▸ Required work
Below are some records; return each one exactly.

▸ Extracted data
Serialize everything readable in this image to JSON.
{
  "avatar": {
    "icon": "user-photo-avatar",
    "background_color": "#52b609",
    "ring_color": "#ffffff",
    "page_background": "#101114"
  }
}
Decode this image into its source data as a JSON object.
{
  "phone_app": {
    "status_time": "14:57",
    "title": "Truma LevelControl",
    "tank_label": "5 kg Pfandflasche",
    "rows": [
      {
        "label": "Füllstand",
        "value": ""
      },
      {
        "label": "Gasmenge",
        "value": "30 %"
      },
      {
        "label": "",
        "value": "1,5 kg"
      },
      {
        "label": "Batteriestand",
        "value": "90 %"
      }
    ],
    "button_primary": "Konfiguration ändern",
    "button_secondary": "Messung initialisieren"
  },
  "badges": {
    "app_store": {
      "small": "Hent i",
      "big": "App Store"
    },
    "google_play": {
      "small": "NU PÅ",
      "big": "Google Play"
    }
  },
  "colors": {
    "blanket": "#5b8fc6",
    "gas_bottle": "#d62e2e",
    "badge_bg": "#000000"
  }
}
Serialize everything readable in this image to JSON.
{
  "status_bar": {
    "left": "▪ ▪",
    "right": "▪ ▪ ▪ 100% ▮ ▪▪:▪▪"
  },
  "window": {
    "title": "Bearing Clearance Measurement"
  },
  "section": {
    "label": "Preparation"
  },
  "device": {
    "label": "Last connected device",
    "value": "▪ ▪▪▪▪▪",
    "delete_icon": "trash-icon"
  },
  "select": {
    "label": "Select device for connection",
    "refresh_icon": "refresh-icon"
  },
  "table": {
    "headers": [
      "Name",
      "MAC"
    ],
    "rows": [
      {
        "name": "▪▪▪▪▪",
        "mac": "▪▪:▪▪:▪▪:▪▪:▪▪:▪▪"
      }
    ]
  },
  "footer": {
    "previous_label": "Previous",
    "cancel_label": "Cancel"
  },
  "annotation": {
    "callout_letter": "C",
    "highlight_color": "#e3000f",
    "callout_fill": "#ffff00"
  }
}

▸ Solved problem
Serialize everything readable in this image to JSON.
{
  "avatar": {
    "icon": "user-photo-avatar",
    "background_color": "#52b609",
    "ring_color": "#ffffff",
    "page_background": "#101114"
  }
}
Decode this image into its source data as a JSON object.
{
  "phone_app": {
    "status_time": "14:57",
    "title": "Truma LevelControl",
    "tank_label": "5 kg Pfandflasche",
    "rows": [
      {
        "label": "Füllstand",
        "value": ""
      },
      {
        "label": "Gasmenge",
        "value": "30 %"
      },
      {
        "label": "",
        "value": "1,5 kg"
      },
      {
        "label": "Batteriestand",
        "value": "90 %"
      }
    ],
    "button_primary": "Konfiguration ändern",
    "button_secondary": "Messung initialisieren"
  },
  "badges": {
    "app_store": {
      "small": "Hent i",
      "big": "App Store"
    },
    "google_play": {
      "small": "NU PÅ",
      "big": "Google Play"
    }
  },
  "colors": {
    "blanket": "#5b8fc6",
    "gas_bottle": "#d62e2e",
    "badge_bg": "#000000"
  }
}
Serialize everything readable in this image to JSON.
{
  "status_bar": {
    "left": "▪ ▪",
    "right": "▪ ▪ ▪ 100% ▮ ▪▪:▪▪"
  },
  "window": {
    "title": "Bearing Clearance Measurement"
  },
  "section": {
    "label": "Preparation"
  },
  "device": {
    "label": "Last connected device",
    "value": "▪ ▪▪▪▪▪",
    "delete_icon": "trash-icon"
  },
  "select": {
    "label": "Select device for connection",
    "refresh_icon": "refresh-icon"
  },
  "table": {
    "headers": [
      "Name",
      "MAC"
    ],
    "rows": [
      {
        "name": "▪▪▪▪▪",
        "mac": "▪▪:▪▪:▪▪:▪▪:▪▪:▪▪"
      }
    ]
  },
  "footer": {
    "previous_label": "Previous",
    "cancel_label": "Cancel"
  },
  "annotation": {
    "callout_letter": "C",
    "highlight_color": "#e3000f",
    "callout_fill": "#ffff00"
  }
}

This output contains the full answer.